Stored records:
**********

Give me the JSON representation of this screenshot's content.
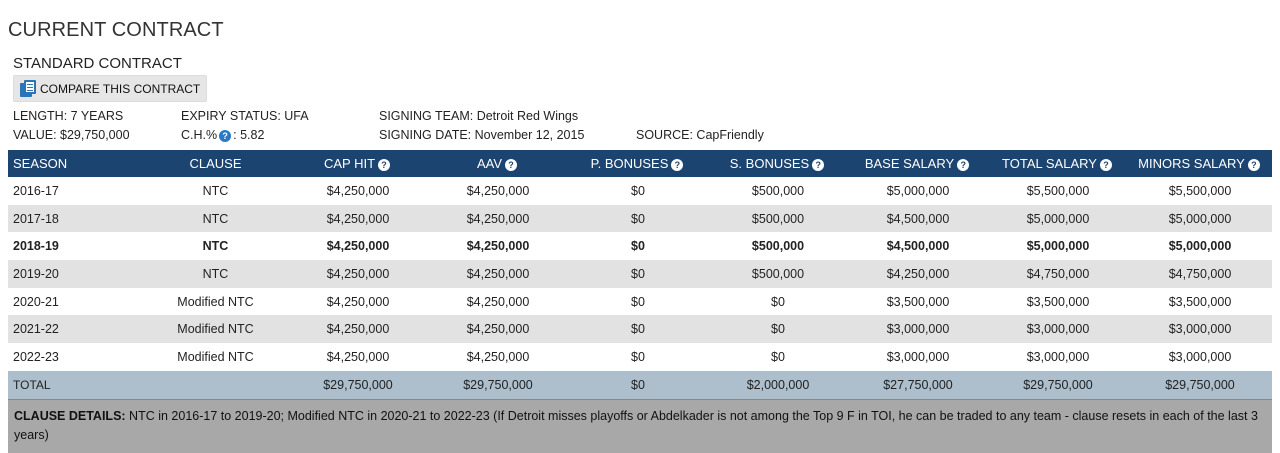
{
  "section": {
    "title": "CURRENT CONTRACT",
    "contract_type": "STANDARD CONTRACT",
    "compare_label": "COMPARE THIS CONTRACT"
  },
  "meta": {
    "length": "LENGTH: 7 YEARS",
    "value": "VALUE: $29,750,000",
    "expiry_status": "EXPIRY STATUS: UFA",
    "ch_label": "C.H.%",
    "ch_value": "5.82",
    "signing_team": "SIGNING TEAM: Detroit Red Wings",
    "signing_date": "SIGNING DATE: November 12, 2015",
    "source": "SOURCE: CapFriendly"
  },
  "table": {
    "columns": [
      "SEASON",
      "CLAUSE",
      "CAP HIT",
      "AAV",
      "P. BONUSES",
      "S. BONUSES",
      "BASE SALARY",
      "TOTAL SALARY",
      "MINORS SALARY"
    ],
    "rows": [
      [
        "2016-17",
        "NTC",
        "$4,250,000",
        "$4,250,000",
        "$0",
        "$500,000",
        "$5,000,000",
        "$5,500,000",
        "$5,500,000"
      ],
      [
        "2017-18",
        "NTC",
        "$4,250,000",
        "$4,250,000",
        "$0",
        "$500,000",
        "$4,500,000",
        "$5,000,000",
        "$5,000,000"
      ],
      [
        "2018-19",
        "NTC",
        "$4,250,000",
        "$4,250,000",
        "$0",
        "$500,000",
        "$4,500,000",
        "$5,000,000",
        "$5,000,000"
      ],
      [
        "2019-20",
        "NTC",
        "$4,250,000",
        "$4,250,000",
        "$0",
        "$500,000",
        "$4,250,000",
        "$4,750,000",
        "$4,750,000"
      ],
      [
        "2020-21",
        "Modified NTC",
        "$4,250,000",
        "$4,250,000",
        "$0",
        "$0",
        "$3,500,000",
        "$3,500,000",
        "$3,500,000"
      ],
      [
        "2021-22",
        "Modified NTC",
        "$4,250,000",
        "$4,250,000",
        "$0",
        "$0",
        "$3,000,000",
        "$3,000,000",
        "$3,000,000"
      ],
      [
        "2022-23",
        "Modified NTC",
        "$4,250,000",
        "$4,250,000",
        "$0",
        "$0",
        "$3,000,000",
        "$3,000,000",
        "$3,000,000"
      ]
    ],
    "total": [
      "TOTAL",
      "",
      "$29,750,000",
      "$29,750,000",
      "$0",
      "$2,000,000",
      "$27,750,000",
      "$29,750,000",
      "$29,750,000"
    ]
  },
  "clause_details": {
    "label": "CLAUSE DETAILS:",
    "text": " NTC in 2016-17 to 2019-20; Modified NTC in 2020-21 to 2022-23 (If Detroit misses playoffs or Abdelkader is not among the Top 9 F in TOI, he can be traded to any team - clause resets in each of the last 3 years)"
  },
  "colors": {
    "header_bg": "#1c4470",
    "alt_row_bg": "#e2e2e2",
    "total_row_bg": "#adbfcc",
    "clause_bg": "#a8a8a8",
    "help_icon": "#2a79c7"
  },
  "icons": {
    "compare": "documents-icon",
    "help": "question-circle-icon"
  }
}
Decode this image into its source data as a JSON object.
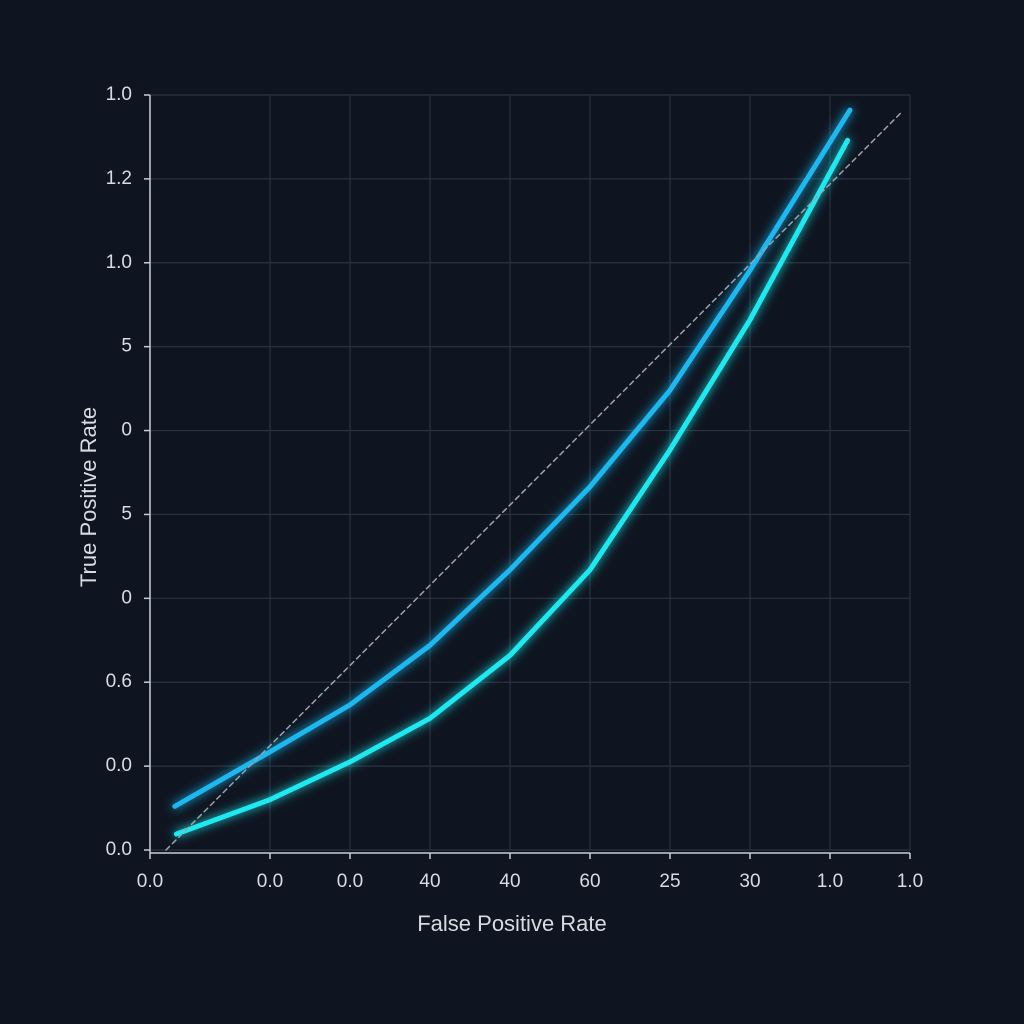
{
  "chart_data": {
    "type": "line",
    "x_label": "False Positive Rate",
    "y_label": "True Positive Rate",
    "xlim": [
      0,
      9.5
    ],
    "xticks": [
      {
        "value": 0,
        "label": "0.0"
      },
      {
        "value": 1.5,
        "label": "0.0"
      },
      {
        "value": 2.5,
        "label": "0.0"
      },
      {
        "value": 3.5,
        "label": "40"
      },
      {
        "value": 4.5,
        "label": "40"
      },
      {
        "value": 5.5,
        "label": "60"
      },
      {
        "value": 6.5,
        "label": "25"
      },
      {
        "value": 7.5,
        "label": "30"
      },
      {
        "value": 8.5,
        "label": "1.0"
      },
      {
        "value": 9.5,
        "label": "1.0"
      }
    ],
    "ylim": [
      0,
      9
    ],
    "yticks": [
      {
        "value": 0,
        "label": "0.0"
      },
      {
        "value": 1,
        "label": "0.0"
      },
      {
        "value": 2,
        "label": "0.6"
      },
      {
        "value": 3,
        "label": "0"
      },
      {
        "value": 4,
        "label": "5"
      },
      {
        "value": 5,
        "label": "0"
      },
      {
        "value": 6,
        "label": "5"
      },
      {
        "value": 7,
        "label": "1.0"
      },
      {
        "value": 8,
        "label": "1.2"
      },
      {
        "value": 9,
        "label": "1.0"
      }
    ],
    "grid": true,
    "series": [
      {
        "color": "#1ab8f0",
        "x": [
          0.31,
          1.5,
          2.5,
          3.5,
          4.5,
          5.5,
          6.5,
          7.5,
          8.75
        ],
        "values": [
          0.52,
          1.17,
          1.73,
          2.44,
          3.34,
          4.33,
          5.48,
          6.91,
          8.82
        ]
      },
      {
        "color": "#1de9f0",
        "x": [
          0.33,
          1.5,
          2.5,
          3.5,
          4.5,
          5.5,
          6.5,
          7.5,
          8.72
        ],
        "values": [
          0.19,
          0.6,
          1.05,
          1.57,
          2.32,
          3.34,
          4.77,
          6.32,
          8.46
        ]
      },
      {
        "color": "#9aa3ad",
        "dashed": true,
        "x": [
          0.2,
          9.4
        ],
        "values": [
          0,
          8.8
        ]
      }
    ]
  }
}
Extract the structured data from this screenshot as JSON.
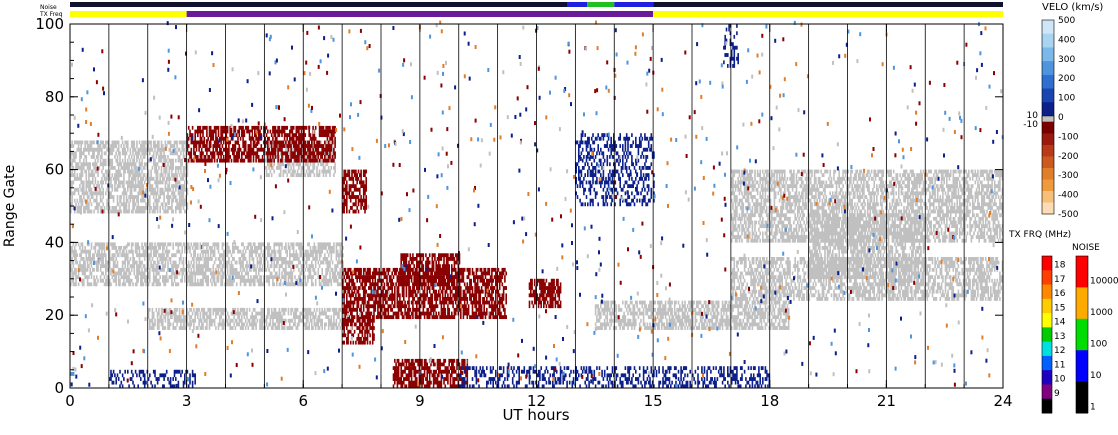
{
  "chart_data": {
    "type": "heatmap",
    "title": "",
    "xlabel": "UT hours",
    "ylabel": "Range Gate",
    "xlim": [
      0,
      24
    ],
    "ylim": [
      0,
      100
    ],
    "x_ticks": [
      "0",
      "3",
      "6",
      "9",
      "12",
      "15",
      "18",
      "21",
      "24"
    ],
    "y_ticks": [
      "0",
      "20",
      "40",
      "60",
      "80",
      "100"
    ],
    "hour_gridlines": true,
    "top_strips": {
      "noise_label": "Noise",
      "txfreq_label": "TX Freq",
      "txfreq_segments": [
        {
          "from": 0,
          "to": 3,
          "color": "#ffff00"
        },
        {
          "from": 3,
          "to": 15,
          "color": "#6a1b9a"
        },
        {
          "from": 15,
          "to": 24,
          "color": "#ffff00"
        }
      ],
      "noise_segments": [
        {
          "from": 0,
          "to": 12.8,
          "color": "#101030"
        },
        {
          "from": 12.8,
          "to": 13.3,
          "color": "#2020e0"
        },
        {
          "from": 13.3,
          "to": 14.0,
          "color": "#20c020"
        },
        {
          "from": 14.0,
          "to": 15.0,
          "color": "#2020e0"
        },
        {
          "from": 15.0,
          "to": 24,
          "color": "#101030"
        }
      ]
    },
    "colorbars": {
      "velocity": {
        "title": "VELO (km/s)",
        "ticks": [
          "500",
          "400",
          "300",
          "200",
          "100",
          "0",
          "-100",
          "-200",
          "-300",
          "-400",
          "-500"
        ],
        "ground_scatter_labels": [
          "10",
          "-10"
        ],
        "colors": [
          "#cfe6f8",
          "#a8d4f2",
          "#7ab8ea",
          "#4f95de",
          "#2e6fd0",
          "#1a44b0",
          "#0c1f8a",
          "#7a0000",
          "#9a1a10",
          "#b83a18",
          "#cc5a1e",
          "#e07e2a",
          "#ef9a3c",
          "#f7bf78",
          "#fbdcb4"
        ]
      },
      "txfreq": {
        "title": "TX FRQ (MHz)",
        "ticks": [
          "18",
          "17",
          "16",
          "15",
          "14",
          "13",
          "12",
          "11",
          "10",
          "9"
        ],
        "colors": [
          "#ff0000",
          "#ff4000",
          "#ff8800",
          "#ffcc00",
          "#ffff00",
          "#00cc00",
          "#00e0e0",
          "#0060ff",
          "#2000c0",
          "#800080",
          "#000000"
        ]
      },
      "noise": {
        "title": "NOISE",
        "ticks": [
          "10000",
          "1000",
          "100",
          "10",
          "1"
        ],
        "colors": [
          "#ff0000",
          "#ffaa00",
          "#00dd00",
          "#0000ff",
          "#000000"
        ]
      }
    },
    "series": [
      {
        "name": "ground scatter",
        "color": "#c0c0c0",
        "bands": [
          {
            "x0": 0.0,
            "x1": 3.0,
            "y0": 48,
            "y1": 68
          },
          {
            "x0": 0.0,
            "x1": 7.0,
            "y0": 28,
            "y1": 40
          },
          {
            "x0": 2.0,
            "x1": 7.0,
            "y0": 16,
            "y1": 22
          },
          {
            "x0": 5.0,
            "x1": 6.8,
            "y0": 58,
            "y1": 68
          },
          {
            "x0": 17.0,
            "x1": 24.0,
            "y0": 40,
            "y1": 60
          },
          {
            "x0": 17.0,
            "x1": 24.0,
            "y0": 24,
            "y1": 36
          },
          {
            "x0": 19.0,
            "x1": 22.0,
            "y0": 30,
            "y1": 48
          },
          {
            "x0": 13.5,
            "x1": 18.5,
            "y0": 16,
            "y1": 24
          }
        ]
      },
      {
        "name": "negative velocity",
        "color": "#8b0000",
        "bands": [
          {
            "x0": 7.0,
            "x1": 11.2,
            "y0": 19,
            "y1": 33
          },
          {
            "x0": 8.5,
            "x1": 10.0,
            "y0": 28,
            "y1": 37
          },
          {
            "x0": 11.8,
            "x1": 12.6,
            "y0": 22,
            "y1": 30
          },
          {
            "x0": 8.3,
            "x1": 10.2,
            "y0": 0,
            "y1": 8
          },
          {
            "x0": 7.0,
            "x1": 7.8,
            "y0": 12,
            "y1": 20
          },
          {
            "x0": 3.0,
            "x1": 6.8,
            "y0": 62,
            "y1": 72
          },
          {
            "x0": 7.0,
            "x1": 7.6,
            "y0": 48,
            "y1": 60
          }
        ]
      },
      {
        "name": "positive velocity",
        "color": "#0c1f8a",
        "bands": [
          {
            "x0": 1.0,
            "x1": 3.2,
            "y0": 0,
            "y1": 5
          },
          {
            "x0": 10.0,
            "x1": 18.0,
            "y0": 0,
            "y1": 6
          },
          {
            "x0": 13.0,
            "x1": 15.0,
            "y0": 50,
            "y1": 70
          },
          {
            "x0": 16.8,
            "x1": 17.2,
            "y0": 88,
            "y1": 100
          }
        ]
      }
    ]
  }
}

**********

> [DIRECTIVE]: In the listing, find each line with the string "title" and copy it.

> [RESULT OF THIS EXERCISE]:
    "title": "CURRENT CONTRACT",
    "title": "",
        "title": "VELO (km/s)",
        "title": "TX FRQ (MHz)",
        "title": "NOISE",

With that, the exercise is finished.